WHAT YOU WILL DO :: Scan the listing below and copy every line holding "sanarán".

··· INPUT FOR THIS TASK

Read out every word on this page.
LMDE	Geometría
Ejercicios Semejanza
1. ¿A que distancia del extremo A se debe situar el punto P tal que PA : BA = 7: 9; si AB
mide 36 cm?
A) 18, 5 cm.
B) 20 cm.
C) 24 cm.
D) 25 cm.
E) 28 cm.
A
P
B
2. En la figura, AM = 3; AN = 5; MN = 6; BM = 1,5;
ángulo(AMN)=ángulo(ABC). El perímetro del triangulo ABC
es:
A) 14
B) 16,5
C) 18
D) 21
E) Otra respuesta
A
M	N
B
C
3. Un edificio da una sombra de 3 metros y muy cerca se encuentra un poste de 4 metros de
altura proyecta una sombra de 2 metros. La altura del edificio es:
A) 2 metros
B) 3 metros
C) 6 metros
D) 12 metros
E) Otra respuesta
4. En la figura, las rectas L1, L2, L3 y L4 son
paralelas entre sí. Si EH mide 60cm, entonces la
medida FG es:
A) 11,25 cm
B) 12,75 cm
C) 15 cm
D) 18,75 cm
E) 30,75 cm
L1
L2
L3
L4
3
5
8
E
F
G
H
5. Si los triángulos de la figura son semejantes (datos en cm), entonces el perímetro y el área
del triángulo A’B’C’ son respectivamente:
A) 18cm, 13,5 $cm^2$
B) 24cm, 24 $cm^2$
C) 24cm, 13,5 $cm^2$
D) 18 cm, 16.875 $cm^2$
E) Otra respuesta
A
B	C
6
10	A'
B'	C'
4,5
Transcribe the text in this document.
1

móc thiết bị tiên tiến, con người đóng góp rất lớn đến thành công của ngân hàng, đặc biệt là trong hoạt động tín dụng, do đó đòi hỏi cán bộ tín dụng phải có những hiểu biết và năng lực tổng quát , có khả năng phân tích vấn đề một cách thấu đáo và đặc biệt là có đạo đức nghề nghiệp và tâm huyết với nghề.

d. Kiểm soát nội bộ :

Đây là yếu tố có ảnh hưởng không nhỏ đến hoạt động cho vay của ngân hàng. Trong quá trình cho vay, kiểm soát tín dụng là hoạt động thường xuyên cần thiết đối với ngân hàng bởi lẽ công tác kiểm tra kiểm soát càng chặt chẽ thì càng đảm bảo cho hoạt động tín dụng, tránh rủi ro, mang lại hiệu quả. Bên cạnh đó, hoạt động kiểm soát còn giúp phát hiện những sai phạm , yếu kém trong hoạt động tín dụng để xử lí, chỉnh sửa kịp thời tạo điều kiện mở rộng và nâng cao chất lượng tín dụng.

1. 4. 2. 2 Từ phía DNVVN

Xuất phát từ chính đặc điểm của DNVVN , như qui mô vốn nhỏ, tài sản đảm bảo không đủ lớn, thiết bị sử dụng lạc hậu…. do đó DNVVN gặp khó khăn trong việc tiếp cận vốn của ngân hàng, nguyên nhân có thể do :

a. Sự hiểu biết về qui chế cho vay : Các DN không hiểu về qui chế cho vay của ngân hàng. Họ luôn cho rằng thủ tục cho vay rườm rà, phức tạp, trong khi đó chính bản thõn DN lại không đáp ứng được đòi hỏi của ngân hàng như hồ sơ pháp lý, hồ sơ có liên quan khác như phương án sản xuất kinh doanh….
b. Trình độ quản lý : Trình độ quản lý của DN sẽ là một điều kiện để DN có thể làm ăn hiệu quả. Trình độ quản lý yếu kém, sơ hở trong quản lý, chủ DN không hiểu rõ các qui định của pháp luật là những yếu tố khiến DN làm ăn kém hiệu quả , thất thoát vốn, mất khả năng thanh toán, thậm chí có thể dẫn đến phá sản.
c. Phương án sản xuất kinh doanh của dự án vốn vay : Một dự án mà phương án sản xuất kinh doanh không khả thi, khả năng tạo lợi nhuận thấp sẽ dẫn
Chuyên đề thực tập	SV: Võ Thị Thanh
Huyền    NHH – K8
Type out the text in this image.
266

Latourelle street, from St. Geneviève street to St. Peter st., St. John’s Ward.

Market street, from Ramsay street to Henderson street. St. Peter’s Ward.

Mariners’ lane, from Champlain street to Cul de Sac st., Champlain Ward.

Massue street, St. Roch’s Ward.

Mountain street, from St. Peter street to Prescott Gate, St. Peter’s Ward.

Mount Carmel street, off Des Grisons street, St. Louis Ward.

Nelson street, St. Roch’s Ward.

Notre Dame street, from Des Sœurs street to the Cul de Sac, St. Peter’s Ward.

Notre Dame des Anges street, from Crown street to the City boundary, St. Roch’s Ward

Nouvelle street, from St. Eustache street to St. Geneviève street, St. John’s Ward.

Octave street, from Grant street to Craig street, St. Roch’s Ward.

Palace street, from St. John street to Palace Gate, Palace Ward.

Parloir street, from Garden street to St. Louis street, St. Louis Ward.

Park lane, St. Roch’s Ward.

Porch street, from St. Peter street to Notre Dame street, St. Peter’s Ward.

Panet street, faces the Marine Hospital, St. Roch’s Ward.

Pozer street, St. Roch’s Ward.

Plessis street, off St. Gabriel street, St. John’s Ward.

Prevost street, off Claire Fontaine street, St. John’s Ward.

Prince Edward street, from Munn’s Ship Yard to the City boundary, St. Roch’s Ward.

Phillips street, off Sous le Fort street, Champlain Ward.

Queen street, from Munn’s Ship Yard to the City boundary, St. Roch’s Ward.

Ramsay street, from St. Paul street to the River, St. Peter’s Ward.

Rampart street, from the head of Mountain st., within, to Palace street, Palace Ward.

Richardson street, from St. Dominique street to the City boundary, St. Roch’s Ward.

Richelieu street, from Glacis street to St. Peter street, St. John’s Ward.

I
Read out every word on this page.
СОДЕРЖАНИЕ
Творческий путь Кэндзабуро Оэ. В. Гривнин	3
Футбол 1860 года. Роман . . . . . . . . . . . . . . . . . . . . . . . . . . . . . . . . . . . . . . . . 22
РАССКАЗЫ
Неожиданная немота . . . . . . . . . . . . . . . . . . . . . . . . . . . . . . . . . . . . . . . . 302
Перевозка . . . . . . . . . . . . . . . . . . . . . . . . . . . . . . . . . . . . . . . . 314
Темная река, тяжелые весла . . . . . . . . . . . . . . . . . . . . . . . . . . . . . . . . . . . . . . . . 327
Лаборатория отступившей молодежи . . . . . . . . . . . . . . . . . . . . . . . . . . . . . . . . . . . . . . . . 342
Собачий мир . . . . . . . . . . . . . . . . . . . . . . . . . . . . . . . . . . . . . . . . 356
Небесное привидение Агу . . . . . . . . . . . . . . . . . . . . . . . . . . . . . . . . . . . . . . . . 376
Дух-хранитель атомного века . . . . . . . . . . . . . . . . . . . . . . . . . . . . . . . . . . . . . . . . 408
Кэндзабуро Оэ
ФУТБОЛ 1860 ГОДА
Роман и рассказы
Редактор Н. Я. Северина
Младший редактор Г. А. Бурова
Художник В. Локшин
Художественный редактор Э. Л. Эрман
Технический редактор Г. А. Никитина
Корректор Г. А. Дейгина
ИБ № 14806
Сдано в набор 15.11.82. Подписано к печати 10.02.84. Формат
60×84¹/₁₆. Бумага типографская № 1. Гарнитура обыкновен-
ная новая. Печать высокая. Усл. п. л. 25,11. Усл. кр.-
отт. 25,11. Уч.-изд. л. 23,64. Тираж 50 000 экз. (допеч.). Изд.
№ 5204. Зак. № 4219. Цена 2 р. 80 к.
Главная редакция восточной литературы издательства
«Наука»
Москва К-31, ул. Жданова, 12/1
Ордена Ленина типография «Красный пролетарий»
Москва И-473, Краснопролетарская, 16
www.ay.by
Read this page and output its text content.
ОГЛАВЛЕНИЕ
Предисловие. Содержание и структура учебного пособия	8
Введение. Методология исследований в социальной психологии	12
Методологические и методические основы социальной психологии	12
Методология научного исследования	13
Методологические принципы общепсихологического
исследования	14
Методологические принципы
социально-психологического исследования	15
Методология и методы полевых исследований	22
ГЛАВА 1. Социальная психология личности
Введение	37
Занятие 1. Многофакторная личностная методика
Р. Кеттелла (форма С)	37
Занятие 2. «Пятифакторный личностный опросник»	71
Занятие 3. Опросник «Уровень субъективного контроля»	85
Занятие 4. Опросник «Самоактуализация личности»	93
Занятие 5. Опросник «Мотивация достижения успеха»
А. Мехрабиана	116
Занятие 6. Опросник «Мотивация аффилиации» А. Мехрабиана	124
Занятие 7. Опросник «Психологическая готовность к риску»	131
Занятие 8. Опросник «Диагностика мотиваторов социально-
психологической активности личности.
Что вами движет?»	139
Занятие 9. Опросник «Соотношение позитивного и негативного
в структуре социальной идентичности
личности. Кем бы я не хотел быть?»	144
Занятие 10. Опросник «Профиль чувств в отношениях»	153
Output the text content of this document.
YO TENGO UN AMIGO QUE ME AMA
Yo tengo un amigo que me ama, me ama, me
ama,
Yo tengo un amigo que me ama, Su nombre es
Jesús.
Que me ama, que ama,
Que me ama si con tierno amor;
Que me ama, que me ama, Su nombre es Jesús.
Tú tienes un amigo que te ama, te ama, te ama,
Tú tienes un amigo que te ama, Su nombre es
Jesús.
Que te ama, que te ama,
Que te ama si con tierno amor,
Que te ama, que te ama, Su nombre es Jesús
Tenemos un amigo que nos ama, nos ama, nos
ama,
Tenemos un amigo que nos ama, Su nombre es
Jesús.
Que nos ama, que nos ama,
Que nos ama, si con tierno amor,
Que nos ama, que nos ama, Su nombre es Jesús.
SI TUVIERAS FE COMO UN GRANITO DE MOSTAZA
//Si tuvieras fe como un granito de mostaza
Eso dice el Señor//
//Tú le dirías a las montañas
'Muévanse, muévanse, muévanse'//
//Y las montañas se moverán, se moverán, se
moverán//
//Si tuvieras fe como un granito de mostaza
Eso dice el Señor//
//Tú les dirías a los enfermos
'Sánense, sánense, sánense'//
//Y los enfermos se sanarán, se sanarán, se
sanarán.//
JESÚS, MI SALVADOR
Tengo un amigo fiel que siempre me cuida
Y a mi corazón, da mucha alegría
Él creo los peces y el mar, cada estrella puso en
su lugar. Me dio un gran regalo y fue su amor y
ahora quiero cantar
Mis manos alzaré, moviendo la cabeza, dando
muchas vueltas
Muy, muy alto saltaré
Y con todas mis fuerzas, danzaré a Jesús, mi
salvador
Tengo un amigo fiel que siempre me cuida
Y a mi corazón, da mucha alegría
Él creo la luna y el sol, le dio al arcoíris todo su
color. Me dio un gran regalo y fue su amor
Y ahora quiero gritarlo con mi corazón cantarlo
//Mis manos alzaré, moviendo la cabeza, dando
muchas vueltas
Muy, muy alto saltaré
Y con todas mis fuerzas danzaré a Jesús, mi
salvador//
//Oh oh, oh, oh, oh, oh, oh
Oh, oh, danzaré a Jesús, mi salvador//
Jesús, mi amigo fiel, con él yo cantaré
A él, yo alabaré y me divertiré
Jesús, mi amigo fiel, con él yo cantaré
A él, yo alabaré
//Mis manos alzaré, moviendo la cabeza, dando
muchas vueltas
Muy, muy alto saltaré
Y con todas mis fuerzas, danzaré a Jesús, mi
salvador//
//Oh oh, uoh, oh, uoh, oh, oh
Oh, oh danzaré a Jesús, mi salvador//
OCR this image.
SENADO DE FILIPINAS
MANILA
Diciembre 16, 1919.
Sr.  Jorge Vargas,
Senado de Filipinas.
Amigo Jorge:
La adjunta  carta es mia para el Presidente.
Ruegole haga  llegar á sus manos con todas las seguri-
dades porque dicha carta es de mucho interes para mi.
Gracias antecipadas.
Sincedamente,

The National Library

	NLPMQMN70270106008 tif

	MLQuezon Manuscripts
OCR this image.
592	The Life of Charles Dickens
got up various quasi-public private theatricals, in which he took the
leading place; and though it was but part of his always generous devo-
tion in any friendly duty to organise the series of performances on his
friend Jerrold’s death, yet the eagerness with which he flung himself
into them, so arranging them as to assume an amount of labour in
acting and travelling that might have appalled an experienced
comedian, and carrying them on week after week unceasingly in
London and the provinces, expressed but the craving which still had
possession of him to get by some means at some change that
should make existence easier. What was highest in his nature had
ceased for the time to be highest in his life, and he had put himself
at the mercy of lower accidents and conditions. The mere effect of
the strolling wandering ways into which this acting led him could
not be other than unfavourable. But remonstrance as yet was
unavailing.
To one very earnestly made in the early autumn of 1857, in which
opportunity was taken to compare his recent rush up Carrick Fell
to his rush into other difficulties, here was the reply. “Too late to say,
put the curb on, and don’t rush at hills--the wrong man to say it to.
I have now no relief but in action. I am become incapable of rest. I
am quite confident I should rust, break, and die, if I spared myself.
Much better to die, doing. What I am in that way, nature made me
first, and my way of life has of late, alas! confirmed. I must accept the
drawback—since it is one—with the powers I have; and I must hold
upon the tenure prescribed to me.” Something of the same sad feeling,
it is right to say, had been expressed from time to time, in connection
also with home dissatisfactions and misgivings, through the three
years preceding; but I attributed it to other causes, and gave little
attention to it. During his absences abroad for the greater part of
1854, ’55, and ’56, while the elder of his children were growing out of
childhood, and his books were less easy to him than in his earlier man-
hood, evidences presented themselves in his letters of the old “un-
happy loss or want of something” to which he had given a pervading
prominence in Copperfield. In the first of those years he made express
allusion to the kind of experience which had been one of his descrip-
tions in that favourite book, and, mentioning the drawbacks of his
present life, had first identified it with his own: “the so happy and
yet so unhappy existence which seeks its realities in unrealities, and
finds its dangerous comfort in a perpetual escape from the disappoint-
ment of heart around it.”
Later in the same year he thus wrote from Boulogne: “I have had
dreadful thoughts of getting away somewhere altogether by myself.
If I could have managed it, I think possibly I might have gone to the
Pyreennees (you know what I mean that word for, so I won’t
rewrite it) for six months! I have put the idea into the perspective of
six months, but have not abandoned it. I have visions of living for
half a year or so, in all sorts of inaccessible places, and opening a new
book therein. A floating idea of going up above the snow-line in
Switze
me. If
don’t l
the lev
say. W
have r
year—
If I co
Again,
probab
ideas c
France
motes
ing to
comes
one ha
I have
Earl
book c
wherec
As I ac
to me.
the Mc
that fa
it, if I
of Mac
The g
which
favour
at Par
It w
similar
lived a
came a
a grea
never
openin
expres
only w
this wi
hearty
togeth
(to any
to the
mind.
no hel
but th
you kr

······

WORKED ANSWER ::
//Y los enfermos se sanarán, se sanarán, se
sanarán.//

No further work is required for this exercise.